## PROVIDED RECORDS

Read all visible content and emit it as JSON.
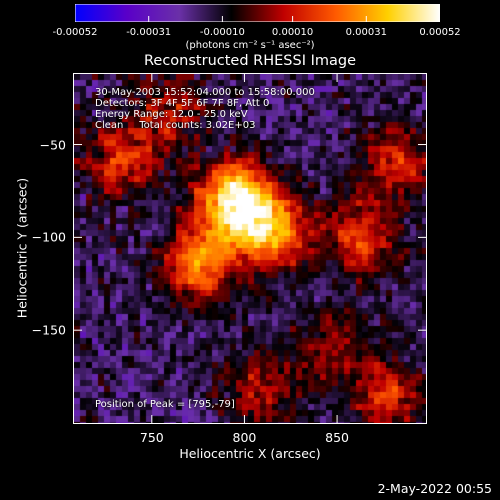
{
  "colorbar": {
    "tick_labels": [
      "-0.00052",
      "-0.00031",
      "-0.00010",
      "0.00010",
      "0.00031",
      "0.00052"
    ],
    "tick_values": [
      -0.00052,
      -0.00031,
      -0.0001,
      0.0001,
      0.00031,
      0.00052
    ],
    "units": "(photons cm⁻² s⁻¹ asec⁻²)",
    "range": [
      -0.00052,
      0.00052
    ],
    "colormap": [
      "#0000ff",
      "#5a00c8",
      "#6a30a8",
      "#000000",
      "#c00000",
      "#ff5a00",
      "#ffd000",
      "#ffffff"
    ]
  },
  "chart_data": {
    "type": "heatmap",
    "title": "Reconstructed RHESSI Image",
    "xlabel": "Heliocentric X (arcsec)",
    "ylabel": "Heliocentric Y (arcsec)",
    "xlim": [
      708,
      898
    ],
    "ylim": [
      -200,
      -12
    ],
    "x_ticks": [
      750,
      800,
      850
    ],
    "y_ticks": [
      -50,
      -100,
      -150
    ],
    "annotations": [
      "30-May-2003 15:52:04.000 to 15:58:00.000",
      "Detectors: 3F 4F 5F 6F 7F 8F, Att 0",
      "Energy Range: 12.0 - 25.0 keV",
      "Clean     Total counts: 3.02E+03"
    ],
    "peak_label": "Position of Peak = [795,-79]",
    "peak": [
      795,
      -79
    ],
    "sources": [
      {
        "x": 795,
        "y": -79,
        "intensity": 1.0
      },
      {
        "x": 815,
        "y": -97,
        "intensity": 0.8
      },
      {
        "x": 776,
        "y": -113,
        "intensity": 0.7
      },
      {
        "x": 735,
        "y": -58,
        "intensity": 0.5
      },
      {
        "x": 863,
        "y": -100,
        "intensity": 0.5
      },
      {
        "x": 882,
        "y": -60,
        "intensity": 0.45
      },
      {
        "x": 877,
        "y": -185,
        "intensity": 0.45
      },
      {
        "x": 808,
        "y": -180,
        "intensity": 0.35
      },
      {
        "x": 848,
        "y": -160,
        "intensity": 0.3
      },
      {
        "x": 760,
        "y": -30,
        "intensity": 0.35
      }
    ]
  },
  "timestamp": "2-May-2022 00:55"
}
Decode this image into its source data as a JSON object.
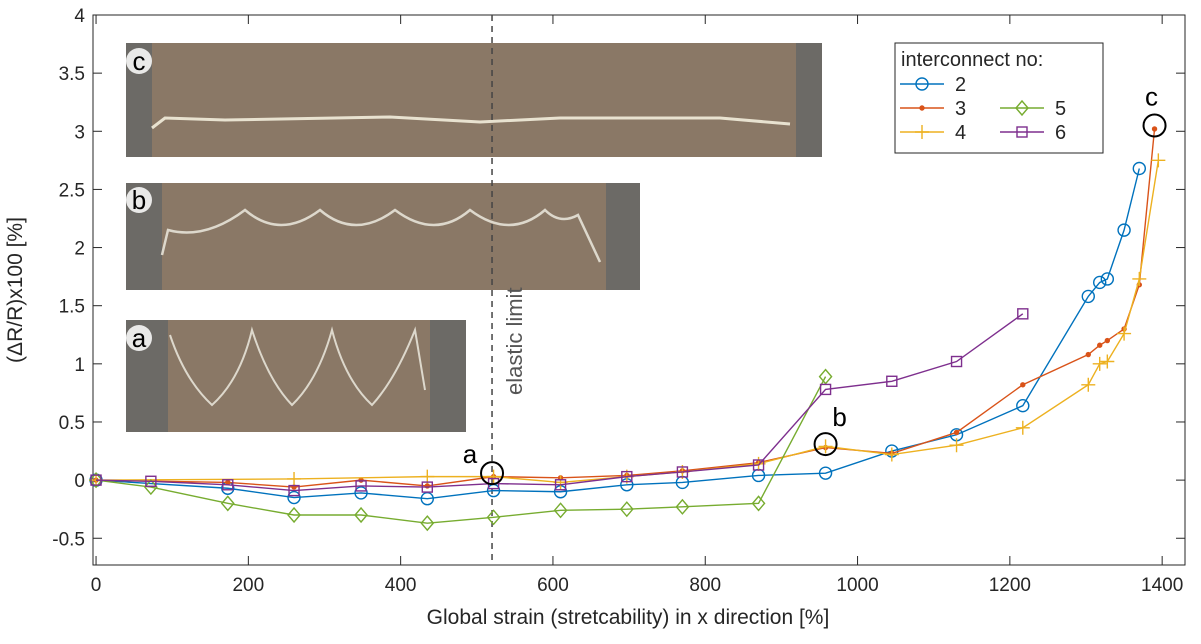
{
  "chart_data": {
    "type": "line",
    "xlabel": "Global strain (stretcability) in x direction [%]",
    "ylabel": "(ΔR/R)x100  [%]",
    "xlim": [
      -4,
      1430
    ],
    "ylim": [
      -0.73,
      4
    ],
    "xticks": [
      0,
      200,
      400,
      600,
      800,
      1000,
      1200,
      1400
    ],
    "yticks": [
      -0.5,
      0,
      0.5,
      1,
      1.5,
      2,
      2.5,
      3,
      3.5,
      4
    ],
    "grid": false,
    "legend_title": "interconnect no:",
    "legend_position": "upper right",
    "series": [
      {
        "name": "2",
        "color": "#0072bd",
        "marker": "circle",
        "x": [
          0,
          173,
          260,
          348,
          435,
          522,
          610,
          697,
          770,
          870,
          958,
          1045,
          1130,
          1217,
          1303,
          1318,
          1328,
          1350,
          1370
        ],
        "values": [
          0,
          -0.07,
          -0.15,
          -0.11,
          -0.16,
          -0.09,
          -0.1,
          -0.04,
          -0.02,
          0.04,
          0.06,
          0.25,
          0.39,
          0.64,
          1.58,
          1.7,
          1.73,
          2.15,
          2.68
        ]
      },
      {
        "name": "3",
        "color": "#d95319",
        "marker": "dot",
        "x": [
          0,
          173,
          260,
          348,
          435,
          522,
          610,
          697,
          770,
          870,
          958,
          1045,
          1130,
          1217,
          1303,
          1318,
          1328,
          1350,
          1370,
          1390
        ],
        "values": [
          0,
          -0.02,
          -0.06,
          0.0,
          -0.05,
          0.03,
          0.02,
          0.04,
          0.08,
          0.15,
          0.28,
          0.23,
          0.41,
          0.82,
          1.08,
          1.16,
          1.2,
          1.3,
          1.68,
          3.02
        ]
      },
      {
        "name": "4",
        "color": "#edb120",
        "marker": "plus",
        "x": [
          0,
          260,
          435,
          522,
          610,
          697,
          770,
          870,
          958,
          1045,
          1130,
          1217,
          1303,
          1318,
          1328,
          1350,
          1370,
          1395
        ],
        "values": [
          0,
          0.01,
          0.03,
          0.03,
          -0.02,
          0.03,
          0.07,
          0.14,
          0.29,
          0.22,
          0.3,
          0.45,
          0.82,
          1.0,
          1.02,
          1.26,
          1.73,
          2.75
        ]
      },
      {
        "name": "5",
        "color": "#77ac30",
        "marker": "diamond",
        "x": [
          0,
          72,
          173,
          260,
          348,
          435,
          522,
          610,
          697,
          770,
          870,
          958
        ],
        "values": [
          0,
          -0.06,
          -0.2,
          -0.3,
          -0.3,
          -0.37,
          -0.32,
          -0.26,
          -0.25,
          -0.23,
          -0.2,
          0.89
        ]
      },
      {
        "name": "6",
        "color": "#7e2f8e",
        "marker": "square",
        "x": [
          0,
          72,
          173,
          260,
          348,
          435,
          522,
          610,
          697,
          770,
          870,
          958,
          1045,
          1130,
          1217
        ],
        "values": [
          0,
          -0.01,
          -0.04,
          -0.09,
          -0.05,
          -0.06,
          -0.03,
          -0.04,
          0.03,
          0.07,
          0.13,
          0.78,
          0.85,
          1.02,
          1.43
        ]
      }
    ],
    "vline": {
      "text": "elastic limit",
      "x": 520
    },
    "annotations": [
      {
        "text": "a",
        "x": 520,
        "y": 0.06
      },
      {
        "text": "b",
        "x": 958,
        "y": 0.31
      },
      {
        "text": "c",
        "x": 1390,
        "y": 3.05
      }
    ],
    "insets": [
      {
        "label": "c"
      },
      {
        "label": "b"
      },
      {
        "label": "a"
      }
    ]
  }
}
...
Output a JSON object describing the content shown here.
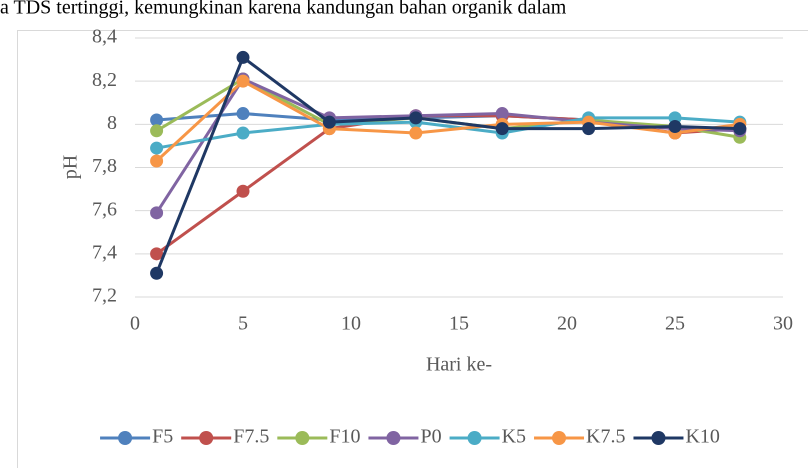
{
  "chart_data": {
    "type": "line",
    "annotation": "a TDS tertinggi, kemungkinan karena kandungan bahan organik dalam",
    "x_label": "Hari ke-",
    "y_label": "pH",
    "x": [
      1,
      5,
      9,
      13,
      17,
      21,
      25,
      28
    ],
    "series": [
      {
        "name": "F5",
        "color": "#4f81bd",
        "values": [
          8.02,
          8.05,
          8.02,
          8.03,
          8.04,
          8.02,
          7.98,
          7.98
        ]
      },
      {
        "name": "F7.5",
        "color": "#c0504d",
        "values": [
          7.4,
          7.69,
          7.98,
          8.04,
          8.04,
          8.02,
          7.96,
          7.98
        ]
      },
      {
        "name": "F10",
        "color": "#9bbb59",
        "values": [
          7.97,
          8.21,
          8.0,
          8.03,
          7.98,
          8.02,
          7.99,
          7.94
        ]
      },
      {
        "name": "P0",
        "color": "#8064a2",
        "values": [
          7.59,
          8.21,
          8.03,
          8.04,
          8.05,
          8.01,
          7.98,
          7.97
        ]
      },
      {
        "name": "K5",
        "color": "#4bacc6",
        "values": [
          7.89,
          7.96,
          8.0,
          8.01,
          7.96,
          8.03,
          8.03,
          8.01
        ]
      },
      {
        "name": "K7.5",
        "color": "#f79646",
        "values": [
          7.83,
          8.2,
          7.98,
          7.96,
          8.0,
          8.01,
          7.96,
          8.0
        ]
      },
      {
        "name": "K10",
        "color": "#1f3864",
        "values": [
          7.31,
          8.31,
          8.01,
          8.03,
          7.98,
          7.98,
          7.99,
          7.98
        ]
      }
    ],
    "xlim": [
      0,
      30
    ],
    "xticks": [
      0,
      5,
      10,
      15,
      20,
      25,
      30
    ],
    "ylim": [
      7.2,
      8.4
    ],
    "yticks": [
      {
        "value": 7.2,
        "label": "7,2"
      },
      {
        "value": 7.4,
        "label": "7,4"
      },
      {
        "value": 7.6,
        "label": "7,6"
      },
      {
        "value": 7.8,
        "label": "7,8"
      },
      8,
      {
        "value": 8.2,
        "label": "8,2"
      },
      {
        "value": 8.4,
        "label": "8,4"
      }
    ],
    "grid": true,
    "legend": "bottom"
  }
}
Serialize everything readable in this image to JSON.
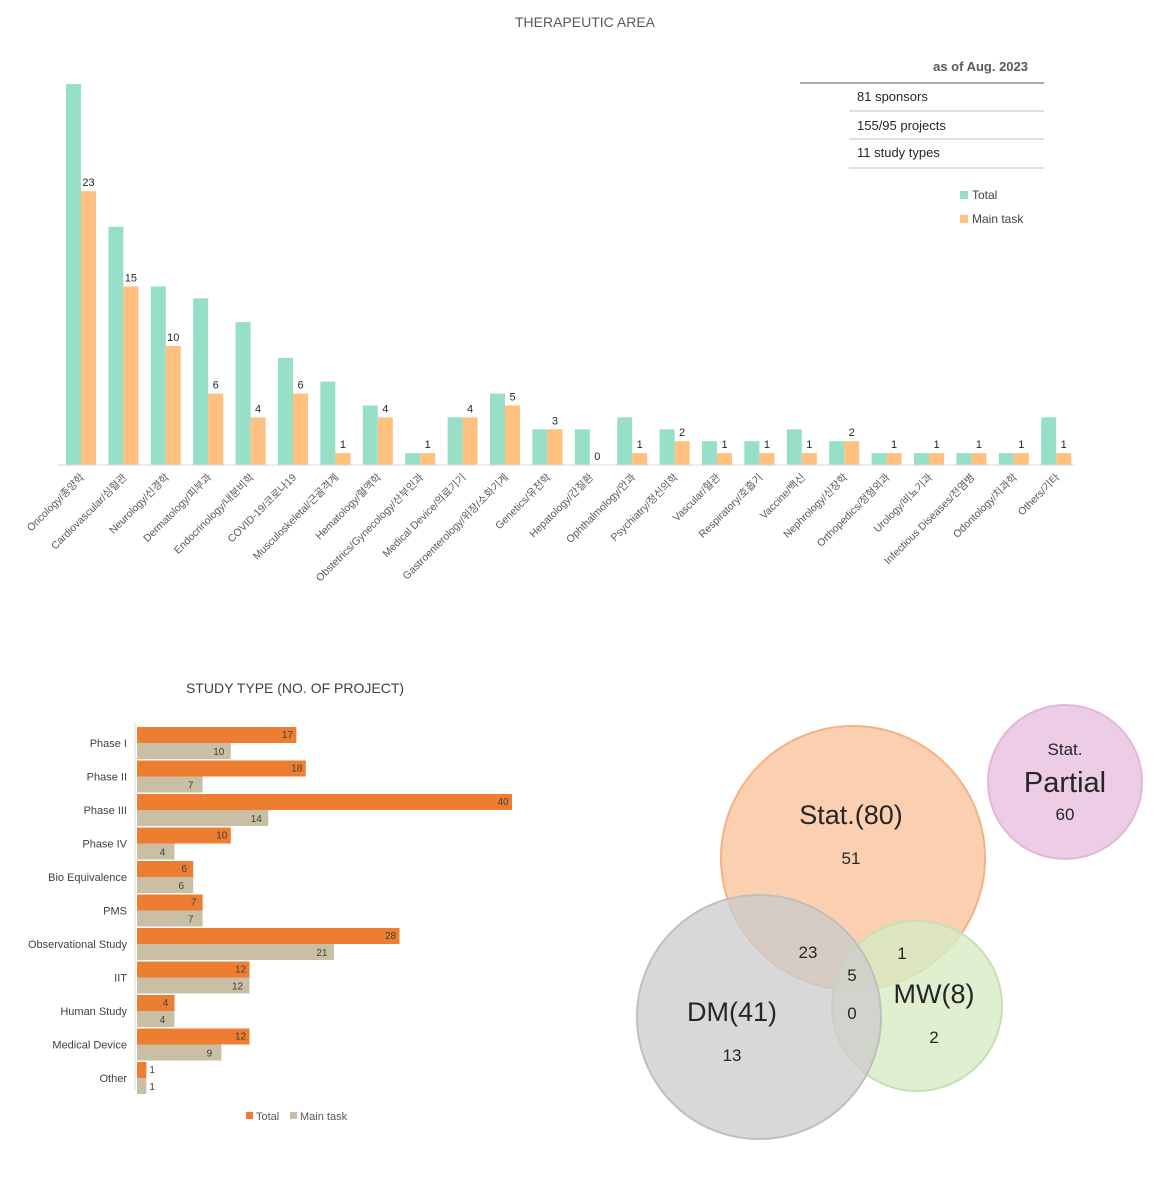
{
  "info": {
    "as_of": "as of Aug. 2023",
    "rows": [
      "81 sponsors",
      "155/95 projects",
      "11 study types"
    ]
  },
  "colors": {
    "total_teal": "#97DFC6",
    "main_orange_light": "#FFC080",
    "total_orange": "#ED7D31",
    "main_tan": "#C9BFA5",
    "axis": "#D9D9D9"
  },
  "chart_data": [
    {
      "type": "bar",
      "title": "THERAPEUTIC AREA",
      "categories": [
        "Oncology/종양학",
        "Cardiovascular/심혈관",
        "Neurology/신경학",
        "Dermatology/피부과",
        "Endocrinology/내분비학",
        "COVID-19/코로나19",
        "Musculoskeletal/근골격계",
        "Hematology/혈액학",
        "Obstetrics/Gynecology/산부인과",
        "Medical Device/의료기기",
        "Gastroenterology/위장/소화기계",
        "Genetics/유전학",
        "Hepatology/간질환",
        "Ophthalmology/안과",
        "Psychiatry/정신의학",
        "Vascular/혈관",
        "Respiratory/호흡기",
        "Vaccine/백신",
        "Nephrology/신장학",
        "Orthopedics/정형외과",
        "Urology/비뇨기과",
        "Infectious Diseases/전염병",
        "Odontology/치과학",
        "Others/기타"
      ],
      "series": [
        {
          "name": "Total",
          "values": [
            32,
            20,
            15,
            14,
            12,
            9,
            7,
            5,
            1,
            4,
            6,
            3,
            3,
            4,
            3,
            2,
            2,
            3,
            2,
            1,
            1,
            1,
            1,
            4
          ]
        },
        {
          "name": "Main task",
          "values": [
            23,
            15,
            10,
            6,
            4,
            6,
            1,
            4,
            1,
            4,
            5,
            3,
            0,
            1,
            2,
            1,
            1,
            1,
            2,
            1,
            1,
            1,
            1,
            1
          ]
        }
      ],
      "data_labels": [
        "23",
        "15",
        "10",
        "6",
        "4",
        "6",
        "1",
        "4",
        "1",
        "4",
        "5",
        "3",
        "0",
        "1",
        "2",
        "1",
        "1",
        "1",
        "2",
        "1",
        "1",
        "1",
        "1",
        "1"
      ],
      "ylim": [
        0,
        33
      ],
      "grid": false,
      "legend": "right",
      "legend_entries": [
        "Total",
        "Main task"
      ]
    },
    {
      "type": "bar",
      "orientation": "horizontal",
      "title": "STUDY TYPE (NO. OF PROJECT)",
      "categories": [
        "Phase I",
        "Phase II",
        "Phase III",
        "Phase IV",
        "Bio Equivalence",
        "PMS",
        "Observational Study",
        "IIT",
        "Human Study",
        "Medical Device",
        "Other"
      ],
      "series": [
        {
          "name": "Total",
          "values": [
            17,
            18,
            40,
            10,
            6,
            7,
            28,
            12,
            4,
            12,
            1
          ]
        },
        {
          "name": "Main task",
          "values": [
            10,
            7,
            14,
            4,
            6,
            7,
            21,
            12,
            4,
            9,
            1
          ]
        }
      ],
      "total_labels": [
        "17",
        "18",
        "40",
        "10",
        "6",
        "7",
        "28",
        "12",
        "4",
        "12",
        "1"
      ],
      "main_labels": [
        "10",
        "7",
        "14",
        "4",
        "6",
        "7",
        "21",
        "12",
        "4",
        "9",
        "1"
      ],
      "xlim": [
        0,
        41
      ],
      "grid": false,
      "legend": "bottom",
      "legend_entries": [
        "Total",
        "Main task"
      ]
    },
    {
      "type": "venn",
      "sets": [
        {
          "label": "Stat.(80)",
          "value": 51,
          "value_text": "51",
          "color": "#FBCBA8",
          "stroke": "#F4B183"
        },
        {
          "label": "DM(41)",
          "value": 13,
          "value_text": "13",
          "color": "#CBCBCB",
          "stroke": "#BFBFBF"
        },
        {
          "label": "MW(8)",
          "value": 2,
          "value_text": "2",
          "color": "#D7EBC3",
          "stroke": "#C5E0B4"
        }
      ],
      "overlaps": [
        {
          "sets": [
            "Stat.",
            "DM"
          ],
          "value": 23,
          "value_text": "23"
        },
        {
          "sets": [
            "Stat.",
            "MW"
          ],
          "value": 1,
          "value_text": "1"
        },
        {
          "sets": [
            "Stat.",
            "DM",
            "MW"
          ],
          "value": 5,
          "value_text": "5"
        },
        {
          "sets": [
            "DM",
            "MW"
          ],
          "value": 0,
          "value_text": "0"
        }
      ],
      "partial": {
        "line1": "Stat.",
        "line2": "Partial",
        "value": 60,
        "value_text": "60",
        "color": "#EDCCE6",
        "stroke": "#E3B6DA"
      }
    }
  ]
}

## EXERCISE DIRECTIONS
From the data, collect all lines where the string "JSON" appears.

## FINAL ANSWER
Read all visible content and emit it as JSON.
Decode this image into its source data as a JSON object.
Output a JSON object describing the content shown here.
Serialize everything readable in this image to JSON.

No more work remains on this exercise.